:: Records shown ::

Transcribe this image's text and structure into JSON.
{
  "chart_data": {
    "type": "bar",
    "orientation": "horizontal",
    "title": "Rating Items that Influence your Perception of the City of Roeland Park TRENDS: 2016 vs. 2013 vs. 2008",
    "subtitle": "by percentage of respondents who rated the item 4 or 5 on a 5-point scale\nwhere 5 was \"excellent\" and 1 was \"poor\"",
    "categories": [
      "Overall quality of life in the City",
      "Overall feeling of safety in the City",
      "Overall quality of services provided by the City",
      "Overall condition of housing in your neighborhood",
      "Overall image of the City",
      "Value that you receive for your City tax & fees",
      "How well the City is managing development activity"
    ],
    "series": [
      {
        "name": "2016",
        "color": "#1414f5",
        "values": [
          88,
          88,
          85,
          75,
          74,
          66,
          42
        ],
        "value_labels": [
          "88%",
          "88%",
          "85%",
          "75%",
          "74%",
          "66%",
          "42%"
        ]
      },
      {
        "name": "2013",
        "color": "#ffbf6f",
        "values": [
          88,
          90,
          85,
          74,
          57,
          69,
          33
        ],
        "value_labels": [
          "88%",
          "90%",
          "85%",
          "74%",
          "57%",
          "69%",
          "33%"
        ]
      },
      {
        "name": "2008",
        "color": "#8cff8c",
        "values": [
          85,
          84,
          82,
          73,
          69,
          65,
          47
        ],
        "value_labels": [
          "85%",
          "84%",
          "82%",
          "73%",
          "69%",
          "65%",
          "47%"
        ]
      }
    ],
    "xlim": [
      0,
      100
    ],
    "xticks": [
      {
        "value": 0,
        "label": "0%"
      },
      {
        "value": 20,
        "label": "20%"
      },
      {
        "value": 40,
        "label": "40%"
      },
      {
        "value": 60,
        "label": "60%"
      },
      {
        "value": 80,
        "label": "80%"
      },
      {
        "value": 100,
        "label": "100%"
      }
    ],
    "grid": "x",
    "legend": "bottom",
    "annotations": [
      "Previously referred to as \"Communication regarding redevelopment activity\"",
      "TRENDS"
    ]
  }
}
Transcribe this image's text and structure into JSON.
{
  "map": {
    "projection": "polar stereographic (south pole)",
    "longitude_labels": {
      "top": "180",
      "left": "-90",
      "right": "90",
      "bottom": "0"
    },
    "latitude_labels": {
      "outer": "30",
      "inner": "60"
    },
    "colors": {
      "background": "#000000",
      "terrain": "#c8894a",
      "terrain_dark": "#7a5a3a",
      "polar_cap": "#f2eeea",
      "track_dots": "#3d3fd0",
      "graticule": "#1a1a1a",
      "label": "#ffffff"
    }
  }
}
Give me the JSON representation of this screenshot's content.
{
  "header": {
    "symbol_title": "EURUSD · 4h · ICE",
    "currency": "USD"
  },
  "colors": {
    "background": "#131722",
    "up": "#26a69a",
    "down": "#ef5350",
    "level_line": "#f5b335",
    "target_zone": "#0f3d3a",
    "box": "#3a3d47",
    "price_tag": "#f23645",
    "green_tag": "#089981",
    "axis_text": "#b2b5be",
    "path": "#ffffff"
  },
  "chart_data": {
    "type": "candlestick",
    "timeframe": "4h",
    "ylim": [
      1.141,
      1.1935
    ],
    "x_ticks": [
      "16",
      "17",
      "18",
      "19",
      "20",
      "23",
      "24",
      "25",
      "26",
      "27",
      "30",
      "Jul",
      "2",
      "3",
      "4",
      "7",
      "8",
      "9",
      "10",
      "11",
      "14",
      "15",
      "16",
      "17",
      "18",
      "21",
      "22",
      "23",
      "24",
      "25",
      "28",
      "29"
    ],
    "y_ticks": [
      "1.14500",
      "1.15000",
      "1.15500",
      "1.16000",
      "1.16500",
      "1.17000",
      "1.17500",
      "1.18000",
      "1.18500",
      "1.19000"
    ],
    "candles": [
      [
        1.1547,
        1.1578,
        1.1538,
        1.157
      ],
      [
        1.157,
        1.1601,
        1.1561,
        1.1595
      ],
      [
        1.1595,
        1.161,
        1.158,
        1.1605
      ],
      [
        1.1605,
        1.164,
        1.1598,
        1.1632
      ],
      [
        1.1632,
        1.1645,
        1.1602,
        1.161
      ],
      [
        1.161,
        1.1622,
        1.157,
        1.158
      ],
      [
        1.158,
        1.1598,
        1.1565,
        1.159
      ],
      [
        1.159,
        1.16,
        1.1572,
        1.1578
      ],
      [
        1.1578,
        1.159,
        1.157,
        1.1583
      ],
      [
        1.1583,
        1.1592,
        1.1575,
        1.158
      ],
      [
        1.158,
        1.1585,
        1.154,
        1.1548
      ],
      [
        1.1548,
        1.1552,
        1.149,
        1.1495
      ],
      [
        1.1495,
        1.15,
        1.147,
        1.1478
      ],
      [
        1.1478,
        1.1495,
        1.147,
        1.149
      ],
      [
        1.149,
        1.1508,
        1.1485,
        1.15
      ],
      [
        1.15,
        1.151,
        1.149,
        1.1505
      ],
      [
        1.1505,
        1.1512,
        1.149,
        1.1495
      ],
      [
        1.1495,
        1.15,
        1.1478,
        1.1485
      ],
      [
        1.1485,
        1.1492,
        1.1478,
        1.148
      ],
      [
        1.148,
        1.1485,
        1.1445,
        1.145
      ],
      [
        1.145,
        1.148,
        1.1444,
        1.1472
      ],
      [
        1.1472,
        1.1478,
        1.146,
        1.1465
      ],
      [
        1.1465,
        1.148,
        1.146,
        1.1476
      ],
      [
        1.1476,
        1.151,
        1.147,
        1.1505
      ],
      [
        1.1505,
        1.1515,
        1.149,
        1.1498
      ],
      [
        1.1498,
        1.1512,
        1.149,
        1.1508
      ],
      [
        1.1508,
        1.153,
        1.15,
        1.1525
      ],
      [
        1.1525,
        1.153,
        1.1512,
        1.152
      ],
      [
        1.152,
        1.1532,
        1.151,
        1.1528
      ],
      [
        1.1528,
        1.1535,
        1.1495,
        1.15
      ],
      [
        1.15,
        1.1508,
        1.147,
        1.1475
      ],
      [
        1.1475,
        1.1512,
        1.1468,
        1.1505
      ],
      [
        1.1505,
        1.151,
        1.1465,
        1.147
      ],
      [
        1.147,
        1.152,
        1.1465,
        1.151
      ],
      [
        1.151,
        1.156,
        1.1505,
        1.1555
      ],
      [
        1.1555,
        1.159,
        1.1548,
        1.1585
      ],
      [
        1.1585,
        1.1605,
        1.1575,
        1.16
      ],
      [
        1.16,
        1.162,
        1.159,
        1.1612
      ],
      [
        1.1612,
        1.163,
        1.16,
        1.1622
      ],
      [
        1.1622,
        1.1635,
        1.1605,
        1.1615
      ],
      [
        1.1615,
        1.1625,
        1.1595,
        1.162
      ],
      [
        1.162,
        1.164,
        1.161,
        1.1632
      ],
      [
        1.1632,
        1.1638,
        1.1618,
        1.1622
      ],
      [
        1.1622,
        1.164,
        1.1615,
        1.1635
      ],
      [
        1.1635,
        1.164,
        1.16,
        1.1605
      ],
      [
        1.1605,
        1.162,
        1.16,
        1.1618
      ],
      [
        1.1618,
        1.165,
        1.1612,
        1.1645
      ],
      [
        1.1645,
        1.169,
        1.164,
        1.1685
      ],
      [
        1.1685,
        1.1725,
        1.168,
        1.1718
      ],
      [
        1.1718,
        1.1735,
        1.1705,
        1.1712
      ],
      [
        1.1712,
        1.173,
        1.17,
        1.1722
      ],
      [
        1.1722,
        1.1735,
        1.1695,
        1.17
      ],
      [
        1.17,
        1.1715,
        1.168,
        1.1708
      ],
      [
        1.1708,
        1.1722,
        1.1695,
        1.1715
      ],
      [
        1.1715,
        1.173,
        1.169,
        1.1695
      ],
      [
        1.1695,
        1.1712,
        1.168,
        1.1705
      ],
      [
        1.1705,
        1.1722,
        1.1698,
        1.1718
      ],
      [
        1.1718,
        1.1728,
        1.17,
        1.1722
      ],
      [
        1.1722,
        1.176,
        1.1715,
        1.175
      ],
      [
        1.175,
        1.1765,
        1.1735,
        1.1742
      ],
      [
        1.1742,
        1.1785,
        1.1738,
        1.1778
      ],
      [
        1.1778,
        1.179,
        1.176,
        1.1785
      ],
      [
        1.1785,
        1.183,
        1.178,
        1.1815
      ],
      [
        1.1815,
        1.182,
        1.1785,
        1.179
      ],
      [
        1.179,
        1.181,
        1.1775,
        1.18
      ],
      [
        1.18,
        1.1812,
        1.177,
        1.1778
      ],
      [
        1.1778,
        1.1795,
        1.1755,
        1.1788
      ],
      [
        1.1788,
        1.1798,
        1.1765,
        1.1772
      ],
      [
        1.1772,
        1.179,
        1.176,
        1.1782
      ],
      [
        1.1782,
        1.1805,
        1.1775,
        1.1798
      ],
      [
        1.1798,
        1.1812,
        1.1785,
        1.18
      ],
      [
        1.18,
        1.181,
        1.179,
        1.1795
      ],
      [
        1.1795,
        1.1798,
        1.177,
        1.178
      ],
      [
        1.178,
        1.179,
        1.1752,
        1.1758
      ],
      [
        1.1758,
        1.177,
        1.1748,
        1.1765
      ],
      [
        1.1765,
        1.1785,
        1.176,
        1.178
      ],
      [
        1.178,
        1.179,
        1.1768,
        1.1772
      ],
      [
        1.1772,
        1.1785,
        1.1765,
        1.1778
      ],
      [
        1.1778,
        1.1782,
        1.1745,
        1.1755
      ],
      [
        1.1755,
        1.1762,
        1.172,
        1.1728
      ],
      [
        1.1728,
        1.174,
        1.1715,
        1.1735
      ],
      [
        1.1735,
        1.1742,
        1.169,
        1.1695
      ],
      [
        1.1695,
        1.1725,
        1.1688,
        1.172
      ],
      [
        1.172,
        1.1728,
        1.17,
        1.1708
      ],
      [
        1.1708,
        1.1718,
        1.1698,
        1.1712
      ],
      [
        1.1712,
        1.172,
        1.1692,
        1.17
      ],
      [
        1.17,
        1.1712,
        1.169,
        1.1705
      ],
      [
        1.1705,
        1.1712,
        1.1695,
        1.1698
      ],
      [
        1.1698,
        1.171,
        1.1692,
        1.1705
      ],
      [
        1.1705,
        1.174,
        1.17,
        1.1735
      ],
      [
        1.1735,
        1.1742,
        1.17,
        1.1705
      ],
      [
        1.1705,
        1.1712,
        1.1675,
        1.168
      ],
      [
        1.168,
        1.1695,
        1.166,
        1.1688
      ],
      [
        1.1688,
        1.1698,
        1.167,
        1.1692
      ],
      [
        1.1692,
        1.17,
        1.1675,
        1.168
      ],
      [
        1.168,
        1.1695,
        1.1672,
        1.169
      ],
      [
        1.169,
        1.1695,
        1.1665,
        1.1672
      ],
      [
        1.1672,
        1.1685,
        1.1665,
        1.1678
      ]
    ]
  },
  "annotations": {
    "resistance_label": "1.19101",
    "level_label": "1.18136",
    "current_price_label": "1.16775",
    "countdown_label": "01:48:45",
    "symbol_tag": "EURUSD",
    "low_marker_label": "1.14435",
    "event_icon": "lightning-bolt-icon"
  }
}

:::

The request
Scan the material line by line and report each one that contains "TRENDS".

Written answer
    "title": "Rating Items that Influence your Perception of the City of Roeland Park TRENDS: 2016 vs. 2013 vs. 2008",
      "TRENDS"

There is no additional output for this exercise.